◆ **Material for this task**
## begin
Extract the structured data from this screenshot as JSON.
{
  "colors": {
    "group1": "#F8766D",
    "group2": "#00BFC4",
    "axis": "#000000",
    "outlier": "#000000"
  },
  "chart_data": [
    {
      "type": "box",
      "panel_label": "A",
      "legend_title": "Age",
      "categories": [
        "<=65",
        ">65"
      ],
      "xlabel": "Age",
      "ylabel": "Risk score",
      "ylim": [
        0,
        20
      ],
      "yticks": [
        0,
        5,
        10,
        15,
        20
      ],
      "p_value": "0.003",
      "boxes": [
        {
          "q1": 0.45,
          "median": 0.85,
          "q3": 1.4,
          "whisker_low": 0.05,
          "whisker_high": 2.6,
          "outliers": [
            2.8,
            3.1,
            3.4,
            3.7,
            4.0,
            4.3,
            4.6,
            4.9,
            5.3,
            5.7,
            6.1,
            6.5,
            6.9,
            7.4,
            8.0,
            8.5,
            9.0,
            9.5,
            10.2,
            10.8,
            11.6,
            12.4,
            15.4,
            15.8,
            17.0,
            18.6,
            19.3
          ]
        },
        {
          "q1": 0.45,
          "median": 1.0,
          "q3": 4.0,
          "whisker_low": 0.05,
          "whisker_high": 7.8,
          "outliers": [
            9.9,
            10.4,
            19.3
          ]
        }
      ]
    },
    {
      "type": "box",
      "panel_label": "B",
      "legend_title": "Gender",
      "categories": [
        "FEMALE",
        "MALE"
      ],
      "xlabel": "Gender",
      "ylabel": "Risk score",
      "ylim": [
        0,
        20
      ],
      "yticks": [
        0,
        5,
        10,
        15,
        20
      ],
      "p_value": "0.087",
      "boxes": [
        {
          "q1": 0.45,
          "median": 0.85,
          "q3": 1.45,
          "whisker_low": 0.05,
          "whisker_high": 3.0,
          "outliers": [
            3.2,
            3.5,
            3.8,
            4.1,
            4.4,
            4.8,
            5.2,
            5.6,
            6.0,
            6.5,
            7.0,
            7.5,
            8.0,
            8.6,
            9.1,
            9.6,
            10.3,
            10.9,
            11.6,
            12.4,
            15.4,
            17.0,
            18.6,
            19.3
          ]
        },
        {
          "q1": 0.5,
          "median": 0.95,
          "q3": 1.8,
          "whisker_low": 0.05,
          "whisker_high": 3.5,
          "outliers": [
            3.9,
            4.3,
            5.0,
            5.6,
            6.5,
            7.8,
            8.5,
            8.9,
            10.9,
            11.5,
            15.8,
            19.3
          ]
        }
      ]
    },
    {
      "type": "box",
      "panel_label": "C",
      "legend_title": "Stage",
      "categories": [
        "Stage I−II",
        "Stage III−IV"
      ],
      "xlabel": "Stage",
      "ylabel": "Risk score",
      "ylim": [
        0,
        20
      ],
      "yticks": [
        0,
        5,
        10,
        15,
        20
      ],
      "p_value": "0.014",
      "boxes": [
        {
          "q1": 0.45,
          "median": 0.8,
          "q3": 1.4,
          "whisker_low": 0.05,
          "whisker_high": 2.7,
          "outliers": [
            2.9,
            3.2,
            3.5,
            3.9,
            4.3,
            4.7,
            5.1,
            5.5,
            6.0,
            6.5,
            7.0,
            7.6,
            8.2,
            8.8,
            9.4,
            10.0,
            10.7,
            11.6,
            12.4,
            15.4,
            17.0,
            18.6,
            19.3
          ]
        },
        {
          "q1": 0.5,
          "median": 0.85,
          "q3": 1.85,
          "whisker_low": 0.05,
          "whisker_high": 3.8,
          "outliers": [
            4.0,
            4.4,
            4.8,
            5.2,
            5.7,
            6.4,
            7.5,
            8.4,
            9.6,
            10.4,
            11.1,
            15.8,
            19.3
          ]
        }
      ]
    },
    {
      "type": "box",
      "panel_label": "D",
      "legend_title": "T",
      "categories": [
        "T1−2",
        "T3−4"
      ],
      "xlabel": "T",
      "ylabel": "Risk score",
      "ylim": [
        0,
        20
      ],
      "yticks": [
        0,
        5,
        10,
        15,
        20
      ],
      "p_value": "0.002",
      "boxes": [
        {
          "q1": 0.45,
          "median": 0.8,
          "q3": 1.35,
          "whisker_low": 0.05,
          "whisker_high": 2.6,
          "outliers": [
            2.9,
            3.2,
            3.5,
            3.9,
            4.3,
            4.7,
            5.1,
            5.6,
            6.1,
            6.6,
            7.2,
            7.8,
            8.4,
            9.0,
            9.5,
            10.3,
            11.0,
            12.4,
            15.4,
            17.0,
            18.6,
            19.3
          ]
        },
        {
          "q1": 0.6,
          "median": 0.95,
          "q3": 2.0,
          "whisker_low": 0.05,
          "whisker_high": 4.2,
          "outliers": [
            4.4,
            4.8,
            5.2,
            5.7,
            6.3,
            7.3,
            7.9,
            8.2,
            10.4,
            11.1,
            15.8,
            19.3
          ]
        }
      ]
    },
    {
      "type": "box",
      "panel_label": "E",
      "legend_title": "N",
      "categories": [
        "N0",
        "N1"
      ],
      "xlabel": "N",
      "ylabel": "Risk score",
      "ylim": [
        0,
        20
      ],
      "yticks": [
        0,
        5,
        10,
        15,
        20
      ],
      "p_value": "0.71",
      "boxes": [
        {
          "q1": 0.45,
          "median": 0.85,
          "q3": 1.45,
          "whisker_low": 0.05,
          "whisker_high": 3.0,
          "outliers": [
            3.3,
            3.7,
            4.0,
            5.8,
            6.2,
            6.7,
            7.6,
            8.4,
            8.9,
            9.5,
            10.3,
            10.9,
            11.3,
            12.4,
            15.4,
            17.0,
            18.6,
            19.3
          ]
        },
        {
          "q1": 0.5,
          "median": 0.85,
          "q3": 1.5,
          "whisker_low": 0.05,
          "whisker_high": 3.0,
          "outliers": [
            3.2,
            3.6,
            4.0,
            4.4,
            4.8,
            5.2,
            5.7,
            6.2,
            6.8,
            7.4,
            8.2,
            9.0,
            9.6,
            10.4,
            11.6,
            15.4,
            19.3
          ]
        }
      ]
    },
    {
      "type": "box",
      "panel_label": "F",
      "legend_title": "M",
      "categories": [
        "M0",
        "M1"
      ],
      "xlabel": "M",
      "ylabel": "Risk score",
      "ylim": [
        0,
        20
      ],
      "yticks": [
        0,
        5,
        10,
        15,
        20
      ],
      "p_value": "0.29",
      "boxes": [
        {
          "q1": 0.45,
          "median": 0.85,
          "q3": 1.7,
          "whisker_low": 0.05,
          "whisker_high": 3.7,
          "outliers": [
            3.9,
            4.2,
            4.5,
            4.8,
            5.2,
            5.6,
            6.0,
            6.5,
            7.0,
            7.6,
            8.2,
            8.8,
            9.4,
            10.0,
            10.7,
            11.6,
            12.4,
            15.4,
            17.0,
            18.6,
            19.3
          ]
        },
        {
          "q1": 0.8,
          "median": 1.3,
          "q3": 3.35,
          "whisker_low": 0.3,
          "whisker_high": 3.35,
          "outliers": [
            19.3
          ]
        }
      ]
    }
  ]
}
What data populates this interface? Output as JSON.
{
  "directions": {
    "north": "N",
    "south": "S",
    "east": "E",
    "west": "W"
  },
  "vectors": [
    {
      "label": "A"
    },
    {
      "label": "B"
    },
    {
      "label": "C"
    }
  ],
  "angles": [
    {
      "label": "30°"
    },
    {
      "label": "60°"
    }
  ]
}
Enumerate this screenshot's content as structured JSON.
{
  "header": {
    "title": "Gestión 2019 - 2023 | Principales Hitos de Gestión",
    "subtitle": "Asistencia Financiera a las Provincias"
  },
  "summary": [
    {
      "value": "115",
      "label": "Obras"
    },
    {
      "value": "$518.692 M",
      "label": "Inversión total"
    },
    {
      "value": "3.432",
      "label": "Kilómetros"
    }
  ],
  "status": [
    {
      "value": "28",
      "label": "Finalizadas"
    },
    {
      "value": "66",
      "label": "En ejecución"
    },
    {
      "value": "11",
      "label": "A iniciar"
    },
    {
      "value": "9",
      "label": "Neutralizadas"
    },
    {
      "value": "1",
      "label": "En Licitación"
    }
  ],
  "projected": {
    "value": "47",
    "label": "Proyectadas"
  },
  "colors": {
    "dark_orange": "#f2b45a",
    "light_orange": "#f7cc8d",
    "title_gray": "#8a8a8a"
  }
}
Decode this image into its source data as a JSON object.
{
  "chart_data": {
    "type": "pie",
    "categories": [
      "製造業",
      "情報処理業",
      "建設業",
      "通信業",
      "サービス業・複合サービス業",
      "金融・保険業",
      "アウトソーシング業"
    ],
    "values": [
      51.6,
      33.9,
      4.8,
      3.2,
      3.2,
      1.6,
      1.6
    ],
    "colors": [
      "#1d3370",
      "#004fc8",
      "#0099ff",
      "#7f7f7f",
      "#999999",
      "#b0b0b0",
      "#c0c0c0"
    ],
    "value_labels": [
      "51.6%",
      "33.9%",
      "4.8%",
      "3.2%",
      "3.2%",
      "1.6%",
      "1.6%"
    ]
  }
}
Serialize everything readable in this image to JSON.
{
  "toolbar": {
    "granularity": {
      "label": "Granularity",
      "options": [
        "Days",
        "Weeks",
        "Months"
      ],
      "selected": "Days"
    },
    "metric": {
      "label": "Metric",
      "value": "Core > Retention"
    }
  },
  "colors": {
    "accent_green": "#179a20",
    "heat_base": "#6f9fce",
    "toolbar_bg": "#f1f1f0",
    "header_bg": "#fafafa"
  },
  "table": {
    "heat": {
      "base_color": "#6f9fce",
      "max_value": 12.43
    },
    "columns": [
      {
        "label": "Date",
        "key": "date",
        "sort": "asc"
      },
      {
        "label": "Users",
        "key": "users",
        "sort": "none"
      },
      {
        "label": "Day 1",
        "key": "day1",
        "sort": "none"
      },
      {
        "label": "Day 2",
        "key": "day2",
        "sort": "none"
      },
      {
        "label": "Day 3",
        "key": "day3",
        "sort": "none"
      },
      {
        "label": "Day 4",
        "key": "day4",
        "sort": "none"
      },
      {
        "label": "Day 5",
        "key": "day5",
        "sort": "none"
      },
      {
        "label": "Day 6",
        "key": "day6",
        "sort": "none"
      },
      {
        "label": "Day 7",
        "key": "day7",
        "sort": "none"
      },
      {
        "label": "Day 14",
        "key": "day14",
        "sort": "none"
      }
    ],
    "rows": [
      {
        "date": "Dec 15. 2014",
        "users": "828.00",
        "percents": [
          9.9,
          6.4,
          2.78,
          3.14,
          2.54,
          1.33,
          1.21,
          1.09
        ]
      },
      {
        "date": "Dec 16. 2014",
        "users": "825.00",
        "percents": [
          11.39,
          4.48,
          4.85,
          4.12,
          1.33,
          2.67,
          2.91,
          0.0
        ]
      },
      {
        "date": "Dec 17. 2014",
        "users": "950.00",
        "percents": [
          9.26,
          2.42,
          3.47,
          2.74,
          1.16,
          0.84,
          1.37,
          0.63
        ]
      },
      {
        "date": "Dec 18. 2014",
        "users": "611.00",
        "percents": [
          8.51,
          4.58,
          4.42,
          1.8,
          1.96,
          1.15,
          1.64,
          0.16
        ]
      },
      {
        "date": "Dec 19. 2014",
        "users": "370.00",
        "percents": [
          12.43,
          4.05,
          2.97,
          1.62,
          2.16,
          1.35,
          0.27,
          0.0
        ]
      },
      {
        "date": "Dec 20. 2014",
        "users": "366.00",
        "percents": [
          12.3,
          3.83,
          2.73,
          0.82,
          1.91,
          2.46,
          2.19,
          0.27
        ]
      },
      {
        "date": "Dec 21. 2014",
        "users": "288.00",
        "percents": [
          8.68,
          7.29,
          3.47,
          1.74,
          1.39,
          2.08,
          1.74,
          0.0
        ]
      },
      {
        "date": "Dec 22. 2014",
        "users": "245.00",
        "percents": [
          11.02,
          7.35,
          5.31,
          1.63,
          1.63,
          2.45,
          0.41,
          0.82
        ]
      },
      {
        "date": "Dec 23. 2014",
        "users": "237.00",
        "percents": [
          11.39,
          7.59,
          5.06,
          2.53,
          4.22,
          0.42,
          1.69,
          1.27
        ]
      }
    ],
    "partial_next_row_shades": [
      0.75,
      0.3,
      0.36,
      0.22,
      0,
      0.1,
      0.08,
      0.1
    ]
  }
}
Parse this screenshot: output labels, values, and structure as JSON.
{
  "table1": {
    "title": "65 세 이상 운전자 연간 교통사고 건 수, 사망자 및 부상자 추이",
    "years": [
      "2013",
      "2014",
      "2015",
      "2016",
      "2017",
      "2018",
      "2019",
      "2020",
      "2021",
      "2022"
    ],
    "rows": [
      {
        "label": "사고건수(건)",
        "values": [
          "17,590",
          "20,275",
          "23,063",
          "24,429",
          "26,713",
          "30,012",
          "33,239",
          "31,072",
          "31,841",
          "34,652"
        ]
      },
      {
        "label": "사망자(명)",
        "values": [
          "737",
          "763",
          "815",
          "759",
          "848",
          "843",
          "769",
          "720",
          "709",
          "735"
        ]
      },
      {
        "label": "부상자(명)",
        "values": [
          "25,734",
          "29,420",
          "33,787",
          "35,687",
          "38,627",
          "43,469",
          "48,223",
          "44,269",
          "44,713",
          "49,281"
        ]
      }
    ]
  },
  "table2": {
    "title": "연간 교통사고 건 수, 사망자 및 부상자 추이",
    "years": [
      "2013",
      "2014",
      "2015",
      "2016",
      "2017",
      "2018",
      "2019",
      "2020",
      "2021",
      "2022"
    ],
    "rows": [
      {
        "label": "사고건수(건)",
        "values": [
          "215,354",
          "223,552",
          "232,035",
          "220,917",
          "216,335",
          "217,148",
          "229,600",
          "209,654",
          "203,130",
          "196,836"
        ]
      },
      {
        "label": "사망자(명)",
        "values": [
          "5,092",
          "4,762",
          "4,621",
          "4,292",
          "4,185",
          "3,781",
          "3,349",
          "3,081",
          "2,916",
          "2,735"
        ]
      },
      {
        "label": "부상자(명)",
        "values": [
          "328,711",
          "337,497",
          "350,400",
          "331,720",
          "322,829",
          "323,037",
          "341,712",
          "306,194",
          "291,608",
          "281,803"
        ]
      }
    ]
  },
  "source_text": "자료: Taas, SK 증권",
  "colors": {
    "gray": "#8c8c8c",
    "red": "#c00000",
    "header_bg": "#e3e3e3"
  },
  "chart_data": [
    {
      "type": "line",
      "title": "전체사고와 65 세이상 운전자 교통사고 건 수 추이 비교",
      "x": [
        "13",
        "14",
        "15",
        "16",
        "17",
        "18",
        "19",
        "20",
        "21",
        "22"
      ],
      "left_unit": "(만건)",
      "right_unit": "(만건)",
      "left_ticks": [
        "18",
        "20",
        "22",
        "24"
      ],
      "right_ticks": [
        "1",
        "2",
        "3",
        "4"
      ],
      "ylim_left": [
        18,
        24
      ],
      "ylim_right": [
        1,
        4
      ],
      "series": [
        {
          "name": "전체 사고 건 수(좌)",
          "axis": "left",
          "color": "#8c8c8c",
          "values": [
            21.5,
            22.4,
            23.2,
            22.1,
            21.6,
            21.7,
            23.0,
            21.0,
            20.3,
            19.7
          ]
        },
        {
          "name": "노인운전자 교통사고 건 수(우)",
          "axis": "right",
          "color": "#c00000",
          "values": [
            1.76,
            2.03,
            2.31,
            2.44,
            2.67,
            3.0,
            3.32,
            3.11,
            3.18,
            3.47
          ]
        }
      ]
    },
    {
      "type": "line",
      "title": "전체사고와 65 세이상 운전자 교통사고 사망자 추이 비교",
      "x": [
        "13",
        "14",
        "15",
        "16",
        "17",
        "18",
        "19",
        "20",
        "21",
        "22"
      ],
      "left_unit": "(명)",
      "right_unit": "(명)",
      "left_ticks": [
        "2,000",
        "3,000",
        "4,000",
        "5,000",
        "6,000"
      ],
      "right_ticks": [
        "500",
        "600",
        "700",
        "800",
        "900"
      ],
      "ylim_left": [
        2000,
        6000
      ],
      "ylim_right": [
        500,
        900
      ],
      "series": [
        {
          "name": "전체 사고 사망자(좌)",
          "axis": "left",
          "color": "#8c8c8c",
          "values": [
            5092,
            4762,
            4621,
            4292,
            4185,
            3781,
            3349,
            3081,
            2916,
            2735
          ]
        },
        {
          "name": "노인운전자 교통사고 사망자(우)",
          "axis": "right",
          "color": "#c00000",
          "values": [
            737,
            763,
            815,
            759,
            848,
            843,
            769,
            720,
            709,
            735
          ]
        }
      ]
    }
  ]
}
## end
Find each line holding "name". Copy it out.

◆ **Response**
          "name": "전체 사고 건 수(좌)",
          "name": "노인운전자 교통사고 건 수(우)",
          "name": "전체 사고 사망자(좌)",
          "name": "노인운전자 교통사고 사망자(우)",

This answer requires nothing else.